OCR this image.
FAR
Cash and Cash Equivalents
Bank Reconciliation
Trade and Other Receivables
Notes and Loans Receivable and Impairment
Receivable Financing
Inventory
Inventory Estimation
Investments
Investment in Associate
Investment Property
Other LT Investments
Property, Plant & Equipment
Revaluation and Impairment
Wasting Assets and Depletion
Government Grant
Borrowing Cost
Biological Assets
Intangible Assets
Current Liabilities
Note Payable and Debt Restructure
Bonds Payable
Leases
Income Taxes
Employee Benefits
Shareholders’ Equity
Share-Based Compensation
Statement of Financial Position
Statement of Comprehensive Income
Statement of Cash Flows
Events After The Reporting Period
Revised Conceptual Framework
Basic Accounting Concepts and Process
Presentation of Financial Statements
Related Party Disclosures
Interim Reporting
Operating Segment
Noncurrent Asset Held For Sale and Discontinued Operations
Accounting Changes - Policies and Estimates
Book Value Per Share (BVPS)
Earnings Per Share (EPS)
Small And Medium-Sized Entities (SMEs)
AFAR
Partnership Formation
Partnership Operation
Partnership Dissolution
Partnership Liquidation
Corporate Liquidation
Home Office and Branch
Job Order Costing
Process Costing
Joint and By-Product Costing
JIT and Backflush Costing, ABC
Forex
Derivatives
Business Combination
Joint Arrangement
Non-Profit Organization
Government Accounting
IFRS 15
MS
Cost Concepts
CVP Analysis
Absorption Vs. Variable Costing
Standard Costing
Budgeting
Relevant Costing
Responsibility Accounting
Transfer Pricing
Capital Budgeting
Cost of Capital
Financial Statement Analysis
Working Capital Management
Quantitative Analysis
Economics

AIM
Produce a verbatim transcription of the entries above.

RESULT OF THIS TASK
OCR this image.
FAR
Cash and Cash Equivalents
Bank Reconciliation
Trade and Other Receivables
Notes and Loans Receivable and Impairment
Receivable Financing
Inventory
Inventory Estimation
Investments
Investment in Associate
Investment Property
Other LT Investments
Property, Plant & Equipment
Revaluation and Impairment
Wasting Assets and Depletion
Government Grant
Borrowing Cost
Biological Assets
Intangible Assets
Current Liabilities
Note Payable and Debt Restructure
Bonds Payable
Leases
Income Taxes
Employee Benefits
Shareholders’ Equity
Share-Based Compensation
Statement of Financial Position
Statement of Comprehensive Income
Statement of Cash Flows
Events After The Reporting Period
Revised Conceptual Framework
Basic Accounting Concepts and Process
Presentation of Financial Statements
Related Party Disclosures
Interim Reporting
Operating Segment
Noncurrent Asset Held For Sale and Discontinued Operations
Accounting Changes - Policies and Estimates
Book Value Per Share (BVPS)
Earnings Per Share (EPS)
Small And Medium-Sized Entities (SMEs)
AFAR
Partnership Formation
Partnership Operation
Partnership Dissolution
Partnership Liquidation
Corporate Liquidation
Home Office and Branch
Job Order Costing
Process Costing
Joint and By-Product Costing
JIT and Backflush Costing, ABC
Forex
Derivatives
Business Combination
Joint Arrangement
Non-Profit Organization
Government Accounting
IFRS 15
MS
Cost Concepts
CVP Analysis
Absorption Vs. Variable Costing
Standard Costing
Budgeting
Relevant Costing
Responsibility Accounting
Transfer Pricing
Capital Budgeting
Cost of Capital
Financial Statement Analysis
Working Capital Management
Quantitative Analysis
Economics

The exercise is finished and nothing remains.